## PROBLEM TO WORK ON
Extract each record and reproduce it exactly.

## DATASET ROWS
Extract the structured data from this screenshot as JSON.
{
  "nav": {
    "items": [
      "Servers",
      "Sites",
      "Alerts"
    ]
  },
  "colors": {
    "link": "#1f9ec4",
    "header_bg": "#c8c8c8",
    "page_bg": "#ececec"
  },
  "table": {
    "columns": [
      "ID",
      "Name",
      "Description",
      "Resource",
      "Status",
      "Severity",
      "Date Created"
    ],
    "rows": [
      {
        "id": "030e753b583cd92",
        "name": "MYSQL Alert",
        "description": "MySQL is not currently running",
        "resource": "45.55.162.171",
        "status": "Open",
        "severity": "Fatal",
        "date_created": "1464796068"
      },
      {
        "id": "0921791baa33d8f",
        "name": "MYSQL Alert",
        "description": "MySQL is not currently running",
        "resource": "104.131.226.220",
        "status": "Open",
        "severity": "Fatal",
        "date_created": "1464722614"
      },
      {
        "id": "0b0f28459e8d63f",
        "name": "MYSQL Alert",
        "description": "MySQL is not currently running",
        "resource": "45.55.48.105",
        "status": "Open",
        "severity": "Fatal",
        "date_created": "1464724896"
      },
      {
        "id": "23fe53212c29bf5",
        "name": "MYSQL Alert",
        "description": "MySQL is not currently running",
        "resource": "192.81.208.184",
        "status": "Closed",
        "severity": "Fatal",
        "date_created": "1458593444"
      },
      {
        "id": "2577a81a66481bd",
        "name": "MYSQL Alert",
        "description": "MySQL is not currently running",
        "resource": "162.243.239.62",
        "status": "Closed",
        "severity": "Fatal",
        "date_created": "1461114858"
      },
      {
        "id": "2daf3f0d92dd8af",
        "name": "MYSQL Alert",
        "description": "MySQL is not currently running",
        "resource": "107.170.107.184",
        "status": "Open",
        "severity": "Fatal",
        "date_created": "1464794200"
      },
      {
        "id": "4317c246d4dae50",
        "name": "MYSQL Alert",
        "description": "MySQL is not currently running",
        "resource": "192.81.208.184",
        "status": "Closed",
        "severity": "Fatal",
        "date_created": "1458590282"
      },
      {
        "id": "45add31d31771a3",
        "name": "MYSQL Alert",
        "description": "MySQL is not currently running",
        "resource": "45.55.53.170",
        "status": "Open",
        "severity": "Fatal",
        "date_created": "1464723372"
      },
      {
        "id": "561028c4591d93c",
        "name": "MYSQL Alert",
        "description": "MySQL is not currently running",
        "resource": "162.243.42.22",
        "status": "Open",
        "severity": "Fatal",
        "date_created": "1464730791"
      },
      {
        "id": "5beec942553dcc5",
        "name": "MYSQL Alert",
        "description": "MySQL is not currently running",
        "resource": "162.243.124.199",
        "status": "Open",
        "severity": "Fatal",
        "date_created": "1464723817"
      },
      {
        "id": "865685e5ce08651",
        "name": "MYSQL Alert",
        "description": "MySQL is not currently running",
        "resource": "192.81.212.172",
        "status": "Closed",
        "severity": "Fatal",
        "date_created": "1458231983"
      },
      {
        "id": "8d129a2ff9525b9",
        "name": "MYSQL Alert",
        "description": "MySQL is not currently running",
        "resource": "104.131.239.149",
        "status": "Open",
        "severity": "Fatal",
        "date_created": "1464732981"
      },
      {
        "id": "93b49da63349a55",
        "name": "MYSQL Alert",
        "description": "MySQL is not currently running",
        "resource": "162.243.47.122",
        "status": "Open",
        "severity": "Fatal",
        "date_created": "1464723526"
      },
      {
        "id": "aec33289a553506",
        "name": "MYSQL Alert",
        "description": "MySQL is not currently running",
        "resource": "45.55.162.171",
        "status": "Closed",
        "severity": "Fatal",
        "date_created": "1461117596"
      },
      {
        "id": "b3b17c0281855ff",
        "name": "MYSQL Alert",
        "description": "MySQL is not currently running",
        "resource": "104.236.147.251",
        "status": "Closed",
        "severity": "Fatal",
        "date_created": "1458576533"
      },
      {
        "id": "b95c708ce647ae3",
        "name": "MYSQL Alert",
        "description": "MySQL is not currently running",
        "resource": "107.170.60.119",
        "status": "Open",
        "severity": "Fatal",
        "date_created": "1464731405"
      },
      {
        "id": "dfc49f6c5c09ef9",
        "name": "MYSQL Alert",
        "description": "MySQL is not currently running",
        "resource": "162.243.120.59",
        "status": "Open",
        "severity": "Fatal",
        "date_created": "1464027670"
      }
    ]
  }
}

## RESULT
Extract the structured data from this screenshot as JSON.
{
  "nav": {
    "items": [
      "Servers",
      "Sites",
      "Alerts"
    ]
  },
  "colors": {
    "link": "#1f9ec4",
    "header_bg": "#c8c8c8",
    "page_bg": "#ececec"
  },
  "table": {
    "columns": [
      "ID",
      "Name",
      "Description",
      "Resource",
      "Status",
      "Severity",
      "Date Created"
    ],
    "rows": [
      {
        "id": "030e753b583cd92",
        "name": "MYSQL Alert",
        "description": "MySQL is not currently running",
        "resource": "45.55.162.171",
        "status": "Open",
        "severity": "Fatal",
        "date_created": "1464796068"
      },
      {
        "id": "0921791baa33d8f",
        "name": "MYSQL Alert",
        "description": "MySQL is not currently running",
        "resource": "104.131.226.220",
        "status": "Open",
        "severity": "Fatal",
        "date_created": "1464722614"
      },
      {
        "id": "0b0f28459e8d63f",
        "name": "MYSQL Alert",
        "description": "MySQL is not currently running",
        "resource": "45.55.48.105",
        "status": "Open",
        "severity": "Fatal",
        "date_created": "1464724896"
      },
      {
        "id": "23fe53212c29bf5",
        "name": "MYSQL Alert",
        "description": "MySQL is not currently running",
        "resource": "192.81.208.184",
        "status": "Closed",
        "severity": "Fatal",
        "date_created": "1458593444"
      },
      {
        "id": "2577a81a66481bd",
        "name": "MYSQL Alert",
        "description": "MySQL is not currently running",
        "resource": "162.243.239.62",
        "status": "Closed",
        "severity": "Fatal",
        "date_created": "1461114858"
      },
      {
        "id": "2daf3f0d92dd8af",
        "name": "MYSQL Alert",
        "description": "MySQL is not currently running",
        "resource": "107.170.107.184",
        "status": "Open",
        "severity": "Fatal",
        "date_created": "1464794200"
      },
      {
        "id": "4317c246d4dae50",
        "name": "MYSQL Alert",
        "description": "MySQL is not currently running",
        "resource": "192.81.208.184",
        "status": "Closed",
        "severity": "Fatal",
        "date_created": "1458590282"
      },
      {
        "id": "45add31d31771a3",
        "name": "MYSQL Alert",
        "description": "MySQL is not currently running",
        "resource": "45.55.53.170",
        "status": "Open",
        "severity": "Fatal",
        "date_created": "1464723372"
      },
      {
        "id": "561028c4591d93c",
        "name": "MYSQL Alert",
        "description": "MySQL is not currently running",
        "resource": "162.243.42.22",
        "status": "Open",
        "severity": "Fatal",
        "date_created": "1464730791"
      },
      {
        "id": "5beec942553dcc5",
        "name": "MYSQL Alert",
        "description": "MySQL is not currently running",
        "resource": "162.243.124.199",
        "status": "Open",
        "severity": "Fatal",
        "date_created": "1464723817"
      },
      {
        "id": "865685e5ce08651",
        "name": "MYSQL Alert",
        "description": "MySQL is not currently running",
        "resource": "192.81.212.172",
        "status": "Closed",
        "severity": "Fatal",
        "date_created": "1458231983"
      },
      {
        "id": "8d129a2ff9525b9",
        "name": "MYSQL Alert",
        "description": "MySQL is not currently running",
        "resource": "104.131.239.149",
        "status": "Open",
        "severity": "Fatal",
        "date_created": "1464732981"
      },
      {
        "id": "93b49da63349a55",
        "name": "MYSQL Alert",
        "description": "MySQL is not currently running",
        "resource": "162.243.47.122",
        "status": "Open",
        "severity": "Fatal",
        "date_created": "1464723526"
      },
      {
        "id": "aec33289a553506",
        "name": "MYSQL Alert",
        "description": "MySQL is not currently running",
        "resource": "45.55.162.171",
        "status": "Closed",
        "severity": "Fatal",
        "date_created": "1461117596"
      },
      {
        "id": "b3b17c0281855ff",
        "name": "MYSQL Alert",
        "description": "MySQL is not currently running",
        "resource": "104.236.147.251",
        "status": "Closed",
        "severity": "Fatal",
        "date_created": "1458576533"
      },
      {
        "id": "b95c708ce647ae3",
        "name": "MYSQL Alert",
        "description": "MySQL is not currently running",
        "resource": "107.170.60.119",
        "status": "Open",
        "severity": "Fatal",
        "date_created": "1464731405"
      },
      {
        "id": "dfc49f6c5c09ef9",
        "name": "MYSQL Alert",
        "description": "MySQL is not currently running",
        "resource": "162.243.120.59",
        "status": "Open",
        "severity": "Fatal",
        "date_created": "1464027670"
      }
    ]
  }
}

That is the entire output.